PROBLEM TO WORK ON:
Your task is to copy every line of the records below that contains "transformer".

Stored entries
= = = =
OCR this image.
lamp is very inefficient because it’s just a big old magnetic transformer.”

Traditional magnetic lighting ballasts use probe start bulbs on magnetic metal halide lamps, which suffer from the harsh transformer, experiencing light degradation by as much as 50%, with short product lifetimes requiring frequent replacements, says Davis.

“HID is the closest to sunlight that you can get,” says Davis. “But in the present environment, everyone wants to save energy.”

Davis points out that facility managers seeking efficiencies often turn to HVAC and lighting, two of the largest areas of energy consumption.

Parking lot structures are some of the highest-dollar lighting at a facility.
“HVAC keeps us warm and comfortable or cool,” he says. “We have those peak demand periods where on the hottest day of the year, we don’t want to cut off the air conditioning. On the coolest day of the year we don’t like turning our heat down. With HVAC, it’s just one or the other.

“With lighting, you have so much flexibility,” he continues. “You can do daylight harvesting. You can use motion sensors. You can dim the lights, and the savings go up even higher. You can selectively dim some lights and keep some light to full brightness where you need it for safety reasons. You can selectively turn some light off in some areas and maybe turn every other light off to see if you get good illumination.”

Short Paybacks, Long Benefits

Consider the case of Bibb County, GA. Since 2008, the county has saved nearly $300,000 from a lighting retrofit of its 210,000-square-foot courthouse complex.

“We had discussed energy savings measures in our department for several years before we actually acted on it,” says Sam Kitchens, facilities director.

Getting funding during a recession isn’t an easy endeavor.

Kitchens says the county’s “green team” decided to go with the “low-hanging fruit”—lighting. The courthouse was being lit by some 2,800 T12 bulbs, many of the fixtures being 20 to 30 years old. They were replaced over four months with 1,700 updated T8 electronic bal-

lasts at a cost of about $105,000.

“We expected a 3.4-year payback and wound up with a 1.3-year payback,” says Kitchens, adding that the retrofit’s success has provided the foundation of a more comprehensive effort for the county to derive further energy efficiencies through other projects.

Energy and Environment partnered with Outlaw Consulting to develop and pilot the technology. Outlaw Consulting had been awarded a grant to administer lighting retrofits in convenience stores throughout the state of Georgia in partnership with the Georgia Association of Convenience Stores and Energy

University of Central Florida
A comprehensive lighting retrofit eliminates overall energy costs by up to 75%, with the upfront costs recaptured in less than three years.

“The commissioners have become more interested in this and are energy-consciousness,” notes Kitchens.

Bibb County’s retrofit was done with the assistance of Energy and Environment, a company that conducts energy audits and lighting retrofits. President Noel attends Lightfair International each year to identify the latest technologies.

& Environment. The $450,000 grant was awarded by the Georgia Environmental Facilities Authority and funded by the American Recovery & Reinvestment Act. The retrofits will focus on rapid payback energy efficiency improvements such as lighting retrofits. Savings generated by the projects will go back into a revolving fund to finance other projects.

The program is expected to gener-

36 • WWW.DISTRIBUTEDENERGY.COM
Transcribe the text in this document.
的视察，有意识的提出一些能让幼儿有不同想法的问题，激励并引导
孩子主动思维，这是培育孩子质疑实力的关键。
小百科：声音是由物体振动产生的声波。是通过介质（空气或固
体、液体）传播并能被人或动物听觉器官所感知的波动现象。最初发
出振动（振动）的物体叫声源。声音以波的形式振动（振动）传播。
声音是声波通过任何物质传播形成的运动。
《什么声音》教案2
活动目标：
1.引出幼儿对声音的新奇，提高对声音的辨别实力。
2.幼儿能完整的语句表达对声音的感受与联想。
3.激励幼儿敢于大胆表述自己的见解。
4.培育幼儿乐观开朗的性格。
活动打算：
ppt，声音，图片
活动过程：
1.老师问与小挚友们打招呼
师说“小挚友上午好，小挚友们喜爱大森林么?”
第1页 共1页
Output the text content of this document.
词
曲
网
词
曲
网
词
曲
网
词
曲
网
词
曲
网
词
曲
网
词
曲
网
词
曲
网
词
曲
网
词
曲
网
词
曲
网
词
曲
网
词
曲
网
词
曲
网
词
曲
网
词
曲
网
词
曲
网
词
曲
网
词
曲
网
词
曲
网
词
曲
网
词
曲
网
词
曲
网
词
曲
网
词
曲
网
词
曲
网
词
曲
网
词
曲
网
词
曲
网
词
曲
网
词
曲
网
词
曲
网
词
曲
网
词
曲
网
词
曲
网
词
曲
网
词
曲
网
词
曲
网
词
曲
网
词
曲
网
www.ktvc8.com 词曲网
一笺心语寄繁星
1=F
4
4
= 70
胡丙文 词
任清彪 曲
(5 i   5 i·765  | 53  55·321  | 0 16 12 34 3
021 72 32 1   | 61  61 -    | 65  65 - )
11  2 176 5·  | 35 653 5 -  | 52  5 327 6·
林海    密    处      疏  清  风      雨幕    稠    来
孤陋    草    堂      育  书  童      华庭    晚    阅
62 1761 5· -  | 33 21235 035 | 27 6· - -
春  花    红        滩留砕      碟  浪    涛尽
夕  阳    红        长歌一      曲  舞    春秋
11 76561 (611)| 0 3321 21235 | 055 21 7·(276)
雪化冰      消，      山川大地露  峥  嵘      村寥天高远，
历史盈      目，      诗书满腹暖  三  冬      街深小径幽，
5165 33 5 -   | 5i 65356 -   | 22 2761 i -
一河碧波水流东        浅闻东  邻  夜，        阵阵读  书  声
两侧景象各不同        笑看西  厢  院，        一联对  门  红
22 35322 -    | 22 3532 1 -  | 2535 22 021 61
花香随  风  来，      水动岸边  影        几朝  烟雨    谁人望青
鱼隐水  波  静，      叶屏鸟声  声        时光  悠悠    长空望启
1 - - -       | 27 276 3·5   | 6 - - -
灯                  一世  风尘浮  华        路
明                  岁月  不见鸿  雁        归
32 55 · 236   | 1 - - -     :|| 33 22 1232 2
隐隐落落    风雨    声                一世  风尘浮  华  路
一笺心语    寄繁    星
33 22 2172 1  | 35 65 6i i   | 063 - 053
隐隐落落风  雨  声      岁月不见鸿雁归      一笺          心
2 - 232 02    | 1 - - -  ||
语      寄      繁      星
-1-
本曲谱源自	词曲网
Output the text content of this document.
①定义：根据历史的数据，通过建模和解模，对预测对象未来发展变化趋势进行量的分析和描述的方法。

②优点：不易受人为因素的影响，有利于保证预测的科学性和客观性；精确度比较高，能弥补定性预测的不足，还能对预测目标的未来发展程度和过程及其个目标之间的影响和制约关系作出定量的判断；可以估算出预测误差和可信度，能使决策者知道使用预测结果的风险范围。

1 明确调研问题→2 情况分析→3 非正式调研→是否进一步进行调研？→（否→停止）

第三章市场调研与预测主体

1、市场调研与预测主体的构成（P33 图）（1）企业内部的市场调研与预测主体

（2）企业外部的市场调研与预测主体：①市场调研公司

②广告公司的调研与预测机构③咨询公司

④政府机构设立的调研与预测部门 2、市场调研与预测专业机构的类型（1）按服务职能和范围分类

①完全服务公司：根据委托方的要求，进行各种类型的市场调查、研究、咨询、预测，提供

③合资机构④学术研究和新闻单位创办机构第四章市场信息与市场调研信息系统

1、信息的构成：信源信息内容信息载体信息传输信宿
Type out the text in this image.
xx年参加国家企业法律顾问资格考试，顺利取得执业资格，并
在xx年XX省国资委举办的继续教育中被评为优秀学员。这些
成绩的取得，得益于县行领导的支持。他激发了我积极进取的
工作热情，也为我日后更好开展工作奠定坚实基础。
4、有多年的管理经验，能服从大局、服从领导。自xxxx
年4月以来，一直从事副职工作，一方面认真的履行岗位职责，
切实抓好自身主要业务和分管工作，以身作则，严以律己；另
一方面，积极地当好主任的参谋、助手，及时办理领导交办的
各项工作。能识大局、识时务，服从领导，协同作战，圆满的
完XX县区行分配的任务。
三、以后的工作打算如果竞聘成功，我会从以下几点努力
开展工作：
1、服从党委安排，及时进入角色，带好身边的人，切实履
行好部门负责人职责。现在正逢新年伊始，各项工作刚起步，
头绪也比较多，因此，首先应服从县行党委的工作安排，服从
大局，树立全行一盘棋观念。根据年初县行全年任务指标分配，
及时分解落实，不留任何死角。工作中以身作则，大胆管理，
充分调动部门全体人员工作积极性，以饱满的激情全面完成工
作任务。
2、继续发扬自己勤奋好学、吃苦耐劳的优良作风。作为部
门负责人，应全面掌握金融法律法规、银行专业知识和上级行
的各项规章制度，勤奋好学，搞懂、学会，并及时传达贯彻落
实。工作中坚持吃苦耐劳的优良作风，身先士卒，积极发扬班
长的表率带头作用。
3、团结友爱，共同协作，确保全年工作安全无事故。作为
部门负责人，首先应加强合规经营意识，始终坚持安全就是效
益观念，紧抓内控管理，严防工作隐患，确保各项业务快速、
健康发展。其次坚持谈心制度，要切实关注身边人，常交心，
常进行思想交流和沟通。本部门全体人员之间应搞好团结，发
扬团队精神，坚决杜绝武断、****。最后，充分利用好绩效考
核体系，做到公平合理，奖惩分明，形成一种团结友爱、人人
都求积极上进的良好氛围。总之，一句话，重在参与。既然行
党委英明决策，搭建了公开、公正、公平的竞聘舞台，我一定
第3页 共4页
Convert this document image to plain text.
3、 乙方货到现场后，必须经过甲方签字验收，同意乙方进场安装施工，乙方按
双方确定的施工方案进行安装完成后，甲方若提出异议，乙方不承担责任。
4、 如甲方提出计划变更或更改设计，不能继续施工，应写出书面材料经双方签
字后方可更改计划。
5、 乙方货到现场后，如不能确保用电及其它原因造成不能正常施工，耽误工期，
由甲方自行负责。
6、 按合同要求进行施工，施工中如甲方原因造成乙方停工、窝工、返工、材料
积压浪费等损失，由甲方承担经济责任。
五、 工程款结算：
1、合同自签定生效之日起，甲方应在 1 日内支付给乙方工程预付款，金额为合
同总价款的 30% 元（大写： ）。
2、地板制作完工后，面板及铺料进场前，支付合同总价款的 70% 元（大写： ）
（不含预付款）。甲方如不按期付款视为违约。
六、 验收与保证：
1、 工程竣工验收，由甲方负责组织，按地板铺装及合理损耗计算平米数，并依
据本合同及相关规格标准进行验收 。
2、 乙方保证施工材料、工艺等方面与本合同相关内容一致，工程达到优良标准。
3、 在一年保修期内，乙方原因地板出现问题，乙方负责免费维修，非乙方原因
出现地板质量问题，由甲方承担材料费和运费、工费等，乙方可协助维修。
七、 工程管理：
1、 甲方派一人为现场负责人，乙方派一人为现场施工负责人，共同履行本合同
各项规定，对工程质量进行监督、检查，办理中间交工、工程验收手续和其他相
= = = =
TASK RESPONSE:
lamp is very inefficient because it’s just a big old magnetic transformer.”
Traditional magnetic lighting ballasts use probe start bulbs on magnetic metal halide lamps, which suffer from the harsh transformer, experiencing light degradation by as much as 50%, with short product lifetimes requiring frequent replacements, says Davis.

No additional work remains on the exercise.